***** The input *****
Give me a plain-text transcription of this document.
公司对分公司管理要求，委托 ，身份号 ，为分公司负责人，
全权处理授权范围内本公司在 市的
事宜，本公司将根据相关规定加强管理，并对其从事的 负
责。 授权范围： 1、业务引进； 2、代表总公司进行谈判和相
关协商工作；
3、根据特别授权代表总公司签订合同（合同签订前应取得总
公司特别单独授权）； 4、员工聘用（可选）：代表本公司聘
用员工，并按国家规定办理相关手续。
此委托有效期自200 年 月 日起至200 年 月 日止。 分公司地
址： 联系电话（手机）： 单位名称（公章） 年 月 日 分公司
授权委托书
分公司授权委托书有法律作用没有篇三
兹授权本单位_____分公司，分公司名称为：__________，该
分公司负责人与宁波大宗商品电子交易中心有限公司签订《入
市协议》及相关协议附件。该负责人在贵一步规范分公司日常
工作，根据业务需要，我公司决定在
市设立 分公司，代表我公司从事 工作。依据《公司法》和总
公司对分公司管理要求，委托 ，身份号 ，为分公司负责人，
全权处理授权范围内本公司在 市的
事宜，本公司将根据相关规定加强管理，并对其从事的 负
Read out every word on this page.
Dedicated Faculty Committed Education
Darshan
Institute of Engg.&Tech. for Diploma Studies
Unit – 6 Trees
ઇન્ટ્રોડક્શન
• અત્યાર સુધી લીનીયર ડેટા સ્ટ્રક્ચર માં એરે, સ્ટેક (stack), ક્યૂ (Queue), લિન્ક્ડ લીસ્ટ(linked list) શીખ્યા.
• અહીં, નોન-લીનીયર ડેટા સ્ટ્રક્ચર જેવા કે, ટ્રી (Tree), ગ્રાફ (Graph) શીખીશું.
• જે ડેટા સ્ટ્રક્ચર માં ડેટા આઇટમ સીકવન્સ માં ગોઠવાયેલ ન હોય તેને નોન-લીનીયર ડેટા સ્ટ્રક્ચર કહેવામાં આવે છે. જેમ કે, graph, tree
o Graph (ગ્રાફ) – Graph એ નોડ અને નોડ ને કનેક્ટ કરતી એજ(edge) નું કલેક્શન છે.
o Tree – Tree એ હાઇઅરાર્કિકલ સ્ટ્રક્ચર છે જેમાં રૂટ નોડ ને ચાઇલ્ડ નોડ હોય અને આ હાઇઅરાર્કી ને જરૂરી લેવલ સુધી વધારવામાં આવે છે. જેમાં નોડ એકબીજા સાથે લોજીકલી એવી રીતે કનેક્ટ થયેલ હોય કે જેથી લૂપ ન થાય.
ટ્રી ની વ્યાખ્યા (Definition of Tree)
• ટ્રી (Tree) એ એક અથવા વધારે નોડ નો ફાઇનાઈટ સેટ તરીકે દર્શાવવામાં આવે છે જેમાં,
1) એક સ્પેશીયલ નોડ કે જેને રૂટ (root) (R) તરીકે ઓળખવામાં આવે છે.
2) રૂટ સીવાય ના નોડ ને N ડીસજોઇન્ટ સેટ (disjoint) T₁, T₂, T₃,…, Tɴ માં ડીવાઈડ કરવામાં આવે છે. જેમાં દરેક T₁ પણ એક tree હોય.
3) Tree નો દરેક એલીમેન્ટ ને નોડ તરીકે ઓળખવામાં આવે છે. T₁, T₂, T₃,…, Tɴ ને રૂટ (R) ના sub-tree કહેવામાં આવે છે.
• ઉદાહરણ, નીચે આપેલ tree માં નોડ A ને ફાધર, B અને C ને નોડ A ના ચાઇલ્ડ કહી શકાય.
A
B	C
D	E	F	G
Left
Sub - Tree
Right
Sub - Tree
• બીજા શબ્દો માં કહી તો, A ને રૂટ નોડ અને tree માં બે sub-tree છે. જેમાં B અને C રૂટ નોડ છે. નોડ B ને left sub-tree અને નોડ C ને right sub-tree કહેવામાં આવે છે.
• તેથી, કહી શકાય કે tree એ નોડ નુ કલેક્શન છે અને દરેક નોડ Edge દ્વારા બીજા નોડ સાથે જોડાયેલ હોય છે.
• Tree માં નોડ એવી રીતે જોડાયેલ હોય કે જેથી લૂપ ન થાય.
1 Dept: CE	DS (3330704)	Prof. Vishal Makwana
*****
» Objective: Return every line of the material exactly.

» Finished answer:
Give me a plain-text transcription of this document.
公司对分公司管理要求，委托 ，身份号 ，为分公司负责人，
全权处理授权范围内本公司在 市的
事宜，本公司将根据相关规定加强管理，并对其从事的 负
责。 授权范围： 1、业务引进； 2、代表总公司进行谈判和相
关协商工作；
3、根据特别授权代表总公司签订合同（合同签订前应取得总
公司特别单独授权）； 4、员工聘用（可选）：代表本公司聘
用员工，并按国家规定办理相关手续。
此委托有效期自200 年 月 日起至200 年 月 日止。 分公司地
址： 联系电话（手机）： 单位名称（公章） 年 月 日 分公司
授权委托书
分公司授权委托书有法律作用没有篇三
兹授权本单位_____分公司，分公司名称为：__________，该
分公司负责人与宁波大宗商品电子交易中心有限公司签订《入
市协议》及相关协议附件。该负责人在贵一步规范分公司日常
工作，根据业务需要，我公司决定在
市设立 分公司，代表我公司从事 工作。依据《公司法》和总
公司对分公司管理要求，委托 ，身份号 ，为分公司负责人，
全权处理授权范围内本公司在 市的
事宜，本公司将根据相关规定加强管理，并对其从事的 负
Read out every word on this page.
Dedicated Faculty Committed Education
Darshan
Institute of Engg.&Tech. for Diploma Studies
Unit – 6 Trees
ઇન્ટ્રોડક્શન
• અત્યાર સુધી લીનીયર ડેટા સ્ટ્રક્ચર માં એરે, સ્ટેક (stack), ક્યૂ (Queue), લિન્ક્ડ લીસ્ટ(linked list) શીખ્યા.
• અહીં, નોન-લીનીયર ડેટા સ્ટ્રક્ચર જેવા કે, ટ્રી (Tree), ગ્રાફ (Graph) શીખીશું.
• જે ડેટા સ્ટ્રક્ચર માં ડેટા આઇટમ સીકવન્સ માં ગોઠવાયેલ ન હોય તેને નોન-લીનીયર ડેટા સ્ટ્રક્ચર કહેવામાં આવે છે. જેમ કે, graph, tree
o Graph (ગ્રાફ) – Graph એ નોડ અને નોડ ને કનેક્ટ કરતી એજ(edge) નું કલેક્શન છે.
o Tree – Tree એ હાઇઅરાર્કિકલ સ્ટ્રક્ચર છે જેમાં રૂટ નોડ ને ચાઇલ્ડ નોડ હોય અને આ હાઇઅરાર્કી ને જરૂરી લેવલ સુધી વધારવામાં આવે છે. જેમાં નોડ એકબીજા સાથે લોજીકલી એવી રીતે કનેક્ટ થયેલ હોય કે જેથી લૂપ ન થાય.
ટ્રી ની વ્યાખ્યા (Definition of Tree)
• ટ્રી (Tree) એ એક અથવા વધારે નોડ નો ફાઇનાઈટ સેટ તરીકે દર્શાવવામાં આવે છે જેમાં,
1) એક સ્પેશીયલ નોડ કે જેને રૂટ (root) (R) તરીકે ઓળખવામાં આવે છે.
2) રૂટ સીવાય ના નોડ ને N ડીસજોઇન્ટ સેટ (disjoint) T₁, T₂, T₃,…, Tɴ માં ડીવાઈડ કરવામાં આવે છે. જેમાં દરેક T₁ પણ એક tree હોય.
3) Tree નો દરેક એલીમેન્ટ ને નોડ તરીકે ઓળખવામાં આવે છે. T₁, T₂, T₃,…, Tɴ ને રૂટ (R) ના sub-tree કહેવામાં આવે છે.
• ઉદાહરણ, નીચે આપેલ tree માં નોડ A ને ફાધર, B અને C ને નોડ A ના ચાઇલ્ડ કહી શકાય.
A
B	C
D	E	F	G
Left
Sub - Tree
Right
Sub - Tree
• બીજા શબ્દો માં કહી તો, A ને રૂટ નોડ અને tree માં બે sub-tree છે. જેમાં B અને C રૂટ નોડ છે. નોડ B ને left sub-tree અને નોડ C ને right sub-tree કહેવામાં આવે છે.
• તેથી, કહી શકાય કે tree એ નોડ નુ કલેક્શન છે અને દરેક નોડ Edge દ્વારા બીજા નોડ સાથે જોડાયેલ હોય છે.
• Tree માં નોડ એવી રીતે જોડાયેલ હોય કે જેથી લૂપ ન થાય.
1 Dept: CE	DS (3330704)	Prof. Vishal Makwana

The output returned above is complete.